> [STATED PROBLEM]: Starting at the line that contains "table-row xyxy=(51,43,814,426)" and ending after the line that contains "questions-cell xyxy=(192,426,634,526)", present those lines as a numbered list, skipping any blank lines.

> [MATERIALS PROVIDED]:
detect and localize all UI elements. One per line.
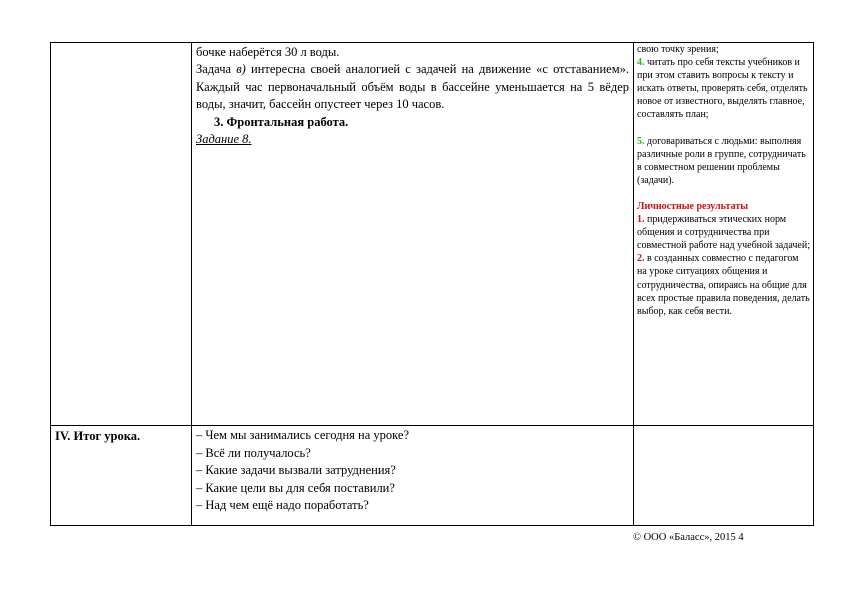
table-row xyxy=(51,43,814,426)
question-line: – Над чем ещё надо поработать? xyxy=(196,498,369,512)
task-letter: в) xyxy=(236,62,246,77)
personal-item-1: 1. придерживаться этических норм общения и сотрудничества при совместной работе над учебной задачей; xyxy=(637,214,810,252)
results-cell xyxy=(634,43,814,426)
results-cell-empty xyxy=(634,426,814,526)
lesson-table xyxy=(50,42,814,526)
personal-results-title: Личностные результаты xyxy=(637,200,749,212)
question-line: – Какие цели вы для себя поставили? xyxy=(196,480,395,495)
stage-title: IV. Итог урока. xyxy=(51,426,192,526)
table-row xyxy=(51,426,814,526)
text-line: бочке наберётся 30 л воды. xyxy=(196,45,340,59)
stage-cell-empty xyxy=(51,43,192,426)
question-line: – Какие задачи вызвали затруднения? xyxy=(196,463,396,477)
content-cell xyxy=(192,43,634,426)
task-v-paragraph: Задача в) интересна своей аналогией с задачей на движение «с отставанием». Каждый час первоначальный объём воды в бассейне уменьшается на 5 вёдер воды, значит, бассейн опустеет через 10 часов. xyxy=(196,62,629,112)
question-line: – Чем мы занимались сегодня на уроке? xyxy=(196,428,410,442)
task-8-label: Задание 8. xyxy=(196,132,252,147)
result-item-5: 5. договариваться с людьми: выполняя различные роли в группе, сотрудничать в совместном решении проблемы (задачи). xyxy=(637,135,806,186)
question-line: – Всё ли получалось? xyxy=(196,445,311,460)
page-footer: © ООО «Баласс», 2015 4 xyxy=(633,532,744,543)
questions-cell xyxy=(192,426,634,526)
personal-item-2: 2. в созданных совместно с педагогом на уроке ситуациях общения и сотрудничества, опираясь на общие для всех простые правила поведения, делать выбор, как себя вести. xyxy=(637,253,810,317)
text-line: свою точку зрения; xyxy=(637,44,719,55)
section-heading: 3. Фронтальная работа. xyxy=(214,114,349,129)
result-item-4: 4. читать про себя тексты учебников и при этом ставить вопросы к тексту и искать ответы, проверять себя, отделять новое от известного, выделять главное, составлять план; xyxy=(637,57,808,121)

> [FULL RESPONSE]:
1. table-row xyxy=(51,43,814,426)
2. question-line: – Над чем ещё надо поработать? xyxy=(196,498,369,512)
3. task-letter: в) xyxy=(236,62,246,77)
4. personal-item-1: 1. придерживаться этических норм общения и сотрудничества при совместной работе над учебной задачей; xyxy=(637,214,810,252)
5. results-cell xyxy=(634,43,814,426)
6. results-cell-empty xyxy=(634,426,814,526)
7. lesson-table xyxy=(50,42,814,526)
8. personal-results-title: Личностные результаты xyxy=(637,200,749,212)
9. question-line: – Какие цели вы для себя поставили? xyxy=(196,480,395,495)
10. stage-title: IV. Итог урока. xyxy=(51,426,192,526)
11. table-row xyxy=(51,426,814,526)
12. text-line: бочке наберётся 30 л воды. xyxy=(196,45,340,59)
13. stage-cell-empty xyxy=(51,43,192,426)
14. question-line: – Какие задачи вызвали затруднения? xyxy=(196,463,396,477)
15. content-cell xyxy=(192,43,634,426)
16. task-v-paragraph: Задача в) интересна своей аналогией с задачей на движение «с отставанием». Каждый час первоначальный объём воды в бассейне уменьшается на 5 вёдер воды, значит, бассейн опустеет через 10 часов. xyxy=(196,62,629,112)
17. question-line: – Чем мы занимались сегодня на уроке? xyxy=(196,428,410,442)
18. task-8-label: Задание 8. xyxy=(196,132,252,147)
19. result-item-5: 5. договариваться с людьми: выполняя различные роли в группе, сотрудничать в совместном решении проблемы (задачи). xyxy=(637,135,806,186)
20. question-line: – Всё ли получалось? xyxy=(196,445,311,460)
21. page-footer: © ООО «Баласс», 2015 4 xyxy=(633,532,744,543)
22. questions-cell xyxy=(192,426,634,526)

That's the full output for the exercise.